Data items
+---+

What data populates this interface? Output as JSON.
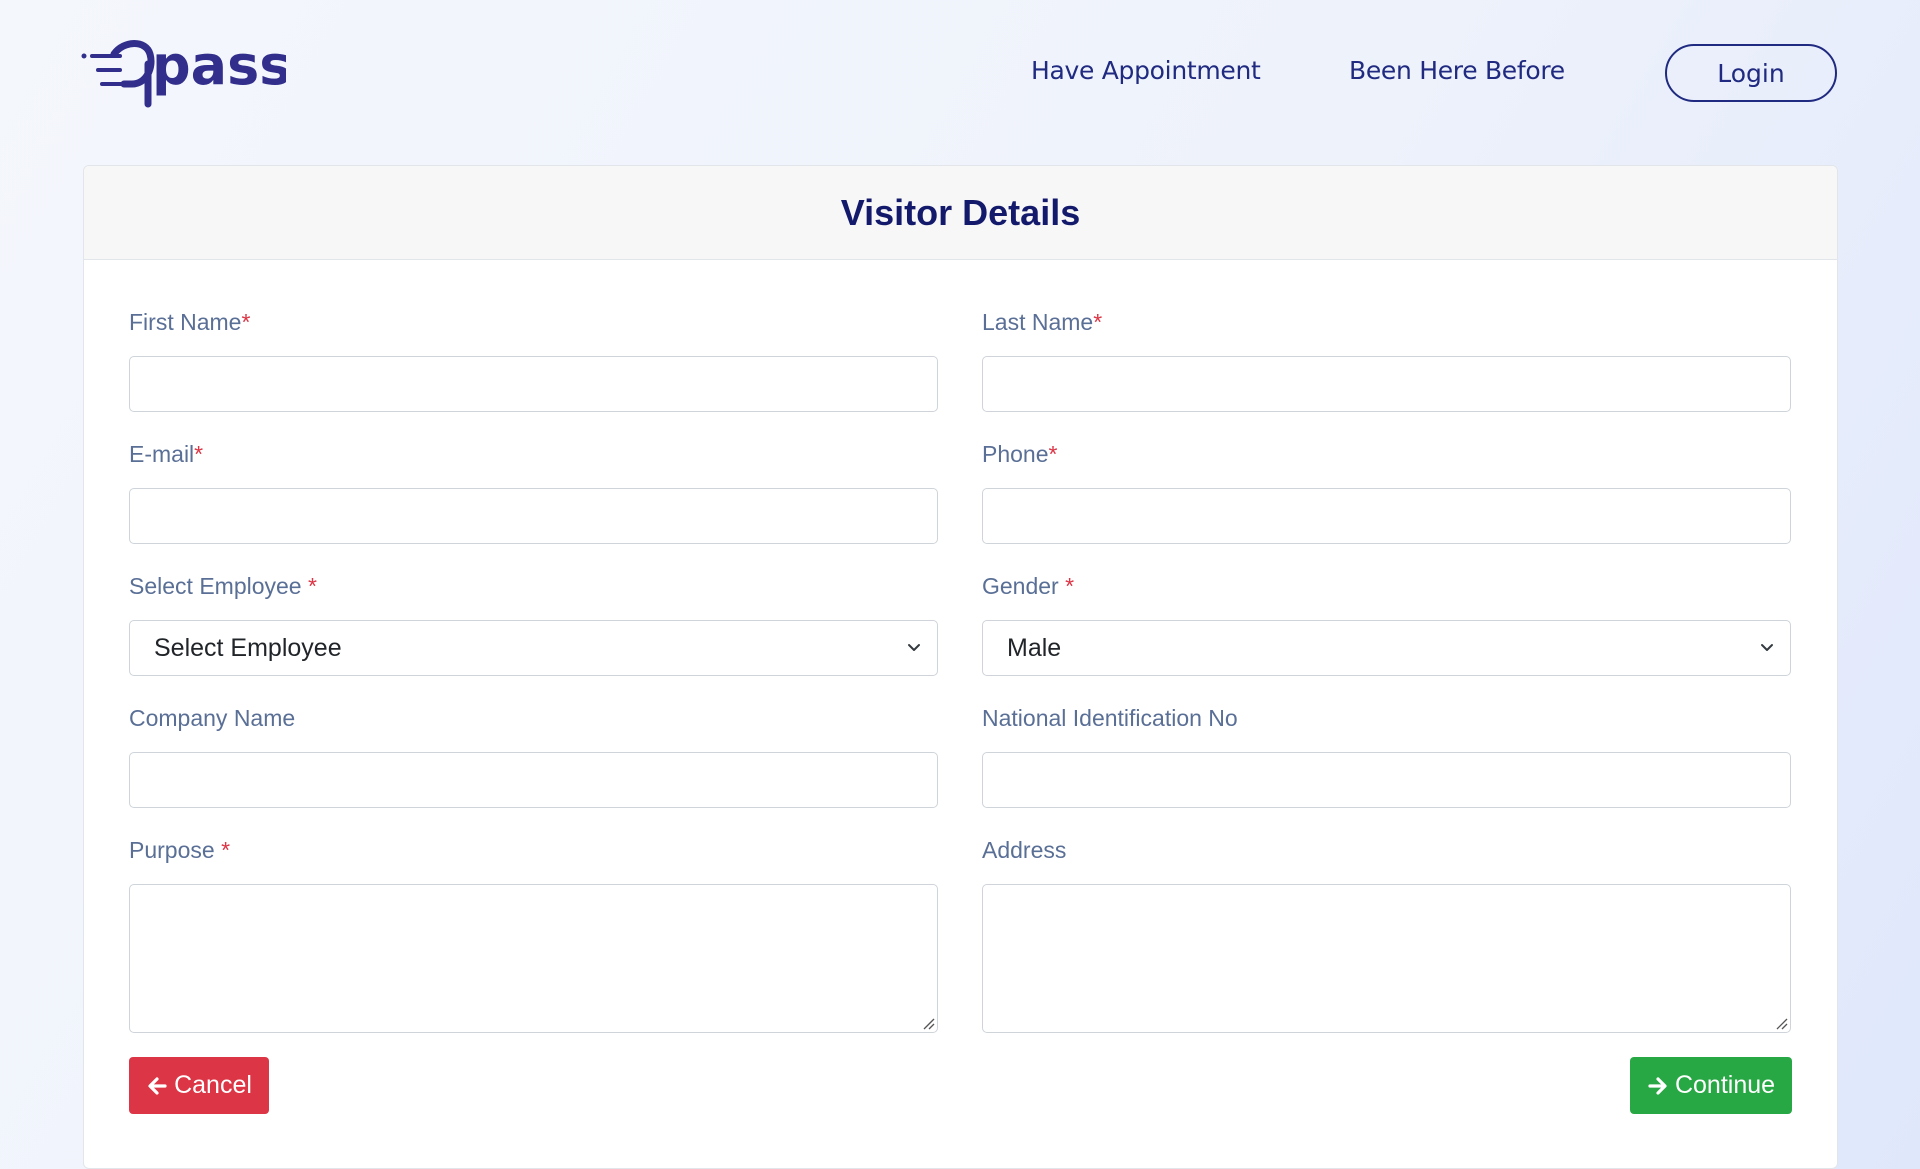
{
  "brand": {
    "logo_text": "pass",
    "color": "#312e8c"
  },
  "nav": {
    "have_appointment": "Have Appointment",
    "been_here_before": "Been Here Before",
    "login": "Login"
  },
  "card": {
    "title": "Visitor Details"
  },
  "form": {
    "first_name": {
      "label": "First Name",
      "required": "*",
      "value": ""
    },
    "last_name": {
      "label": "Last Name",
      "required": "*",
      "value": ""
    },
    "email": {
      "label": "E-mail",
      "required": "*",
      "value": ""
    },
    "phone": {
      "label": "Phone",
      "required": "*",
      "value": ""
    },
    "employee": {
      "label": "Select Employee ",
      "required": "*",
      "selected": "Select Employee"
    },
    "gender": {
      "label": "Gender ",
      "required": "*",
      "selected": "Male"
    },
    "company": {
      "label": "Company Name",
      "value": ""
    },
    "national_id": {
      "label": "National Identification No",
      "value": ""
    },
    "purpose": {
      "label": "Purpose ",
      "required": "*",
      "value": ""
    },
    "address": {
      "label": "Address",
      "value": ""
    }
  },
  "actions": {
    "cancel": "Cancel",
    "continue": "Continue"
  },
  "colors": {
    "primary_navy": "#1f2a80",
    "title": "#141a6b",
    "label": "#5a6f96",
    "required": "#dc3545",
    "cancel": "#dc3545",
    "continue": "#28a745"
  }
}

+---+

**TASK TO CARRY OUT**
Locate the word "continue" in the data above. Copy every line carrying it.

**EXERCISE SOLUTION**
    "continue": "Continue"
    "continue": "#28a745"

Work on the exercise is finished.